• _Exercise instructions_: Repeat each line exactly as it is written.

• _Extracted information_:

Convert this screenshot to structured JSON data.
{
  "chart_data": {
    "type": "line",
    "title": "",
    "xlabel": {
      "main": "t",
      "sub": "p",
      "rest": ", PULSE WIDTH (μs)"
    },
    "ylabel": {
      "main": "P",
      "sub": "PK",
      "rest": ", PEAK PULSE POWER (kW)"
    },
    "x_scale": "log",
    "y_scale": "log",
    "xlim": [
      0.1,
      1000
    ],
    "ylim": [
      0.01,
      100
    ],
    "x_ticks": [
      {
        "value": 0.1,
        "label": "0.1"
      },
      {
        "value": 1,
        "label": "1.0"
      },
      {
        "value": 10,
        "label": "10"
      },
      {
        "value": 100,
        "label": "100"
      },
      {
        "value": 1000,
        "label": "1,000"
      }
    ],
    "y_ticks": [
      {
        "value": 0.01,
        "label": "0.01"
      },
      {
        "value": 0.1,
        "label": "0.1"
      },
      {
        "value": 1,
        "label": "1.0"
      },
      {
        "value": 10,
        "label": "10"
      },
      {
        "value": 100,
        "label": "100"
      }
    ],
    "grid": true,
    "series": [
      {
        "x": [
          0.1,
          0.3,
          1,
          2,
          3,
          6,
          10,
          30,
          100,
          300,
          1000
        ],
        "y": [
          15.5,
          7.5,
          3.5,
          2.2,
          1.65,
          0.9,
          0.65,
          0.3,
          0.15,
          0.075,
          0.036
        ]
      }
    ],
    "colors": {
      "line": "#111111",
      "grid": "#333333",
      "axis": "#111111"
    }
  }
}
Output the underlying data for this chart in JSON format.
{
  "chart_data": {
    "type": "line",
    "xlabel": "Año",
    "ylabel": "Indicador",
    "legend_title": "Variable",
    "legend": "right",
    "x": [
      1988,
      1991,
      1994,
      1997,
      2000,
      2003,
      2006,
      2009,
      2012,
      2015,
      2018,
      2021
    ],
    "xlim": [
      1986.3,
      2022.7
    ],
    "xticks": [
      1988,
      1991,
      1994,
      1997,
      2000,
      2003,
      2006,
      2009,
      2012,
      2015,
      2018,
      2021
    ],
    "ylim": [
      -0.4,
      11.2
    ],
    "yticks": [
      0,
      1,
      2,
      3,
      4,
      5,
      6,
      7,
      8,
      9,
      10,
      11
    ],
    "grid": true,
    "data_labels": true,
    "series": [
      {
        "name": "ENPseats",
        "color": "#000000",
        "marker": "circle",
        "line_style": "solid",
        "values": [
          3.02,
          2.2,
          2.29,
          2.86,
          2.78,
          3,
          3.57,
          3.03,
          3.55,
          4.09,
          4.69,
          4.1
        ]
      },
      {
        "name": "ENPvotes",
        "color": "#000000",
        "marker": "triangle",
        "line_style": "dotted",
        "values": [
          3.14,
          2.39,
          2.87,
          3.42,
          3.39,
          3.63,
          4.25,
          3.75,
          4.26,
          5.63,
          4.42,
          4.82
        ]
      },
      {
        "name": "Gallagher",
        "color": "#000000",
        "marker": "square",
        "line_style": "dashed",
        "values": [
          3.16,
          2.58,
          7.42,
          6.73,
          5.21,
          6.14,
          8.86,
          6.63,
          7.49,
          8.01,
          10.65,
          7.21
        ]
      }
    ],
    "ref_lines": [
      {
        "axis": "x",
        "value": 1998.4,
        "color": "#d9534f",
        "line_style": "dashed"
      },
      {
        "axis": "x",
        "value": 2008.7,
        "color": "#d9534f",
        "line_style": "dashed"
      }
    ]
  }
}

• _Task response_:
Convert this screenshot to structured JSON data.
{
  "chart_data": {
    "type": "line",
    "title": "",
    "xlabel": {
      "main": "t",
      "sub": "p",
      "rest": ", PULSE WIDTH (μs)"
    },
    "ylabel": {
      "main": "P",
      "sub": "PK",
      "rest": ", PEAK PULSE POWER (kW)"
    },
    "x_scale": "log",
    "y_scale": "log",
    "xlim": [
      0.1,
      1000
    ],
    "ylim": [
      0.01,
      100
    ],
    "x_ticks": [
      {
        "value": 0.1,
        "label": "0.1"
      },
      {
        "value": 1,
        "label": "1.0"
      },
      {
        "value": 10,
        "label": "10"
      },
      {
        "value": 100,
        "label": "100"
      },
      {
        "value": 1000,
        "label": "1,000"
      }
    ],
    "y_ticks": [
      {
        "value": 0.01,
        "label": "0.01"
      },
      {
        "value": 0.1,
        "label": "0.1"
      },
      {
        "value": 1,
        "label": "1.0"
      },
      {
        "value": 10,
        "label": "10"
      },
      {
        "value": 100,
        "label": "100"
      }
    ],
    "grid": true,
    "series": [
      {
        "x": [
          0.1,
          0.3,
          1,
          2,
          3,
          6,
          10,
          30,
          100,
          300,
          1000
        ],
        "y": [
          15.5,
          7.5,
          3.5,
          2.2,
          1.65,
          0.9,
          0.65,
          0.3,
          0.15,
          0.075,
          0.036
        ]
      }
    ],
    "colors": {
      "line": "#111111",
      "grid": "#333333",
      "axis": "#111111"
    }
  }
}
Output the underlying data for this chart in JSON format.
{
  "chart_data": {
    "type": "line",
    "xlabel": "Año",
    "ylabel": "Indicador",
    "legend_title": "Variable",
    "legend": "right",
    "x": [
      1988,
      1991,
      1994,
      1997,
      2000,
      2003,
      2006,
      2009,
      2012,
      2015,
      2018,
      2021
    ],
    "xlim": [
      1986.3,
      2022.7
    ],
    "xticks": [
      1988,
      1991,
      1994,
      1997,
      2000,
      2003,
      2006,
      2009,
      2012,
      2015,
      2018,
      2021
    ],
    "ylim": [
      -0.4,
      11.2
    ],
    "yticks": [
      0,
      1,
      2,
      3,
      4,
      5,
      6,
      7,
      8,
      9,
      10,
      11
    ],
    "grid": true,
    "data_labels": true,
    "series": [
      {
        "name": "ENPseats",
        "color": "#000000",
        "marker": "circle",
        "line_style": "solid",
        "values": [
          3.02,
          2.2,
          2.29,
          2.86,
          2.78,
          3,
          3.57,
          3.03,
          3.55,
          4.09,
          4.69,
          4.1
        ]
      },
      {
        "name": "ENPvotes",
        "color": "#000000",
        "marker": "triangle",
        "line_style": "dotted",
        "values": [
          3.14,
          2.39,
          2.87,
          3.42,
          3.39,
          3.63,
          4.25,
          3.75,
          4.26,
          5.63,
          4.42,
          4.82
        ]
      },
      {
        "name": "Gallagher",
        "color": "#000000",
        "marker": "square",
        "line_style": "dashed",
        "values": [
          3.16,
          2.58,
          7.42,
          6.73,
          5.21,
          6.14,
          8.86,
          6.63,
          7.49,
          8.01,
          10.65,
          7.21
        ]
      }
    ],
    "ref_lines": [
      {
        "axis": "x",
        "value": 1998.4,
        "color": "#d9534f",
        "line_style": "dashed"
      },
      {
        "axis": "x",
        "value": 2008.7,
        "color": "#d9534f",
        "line_style": "dashed"
      }
    ]
  }
}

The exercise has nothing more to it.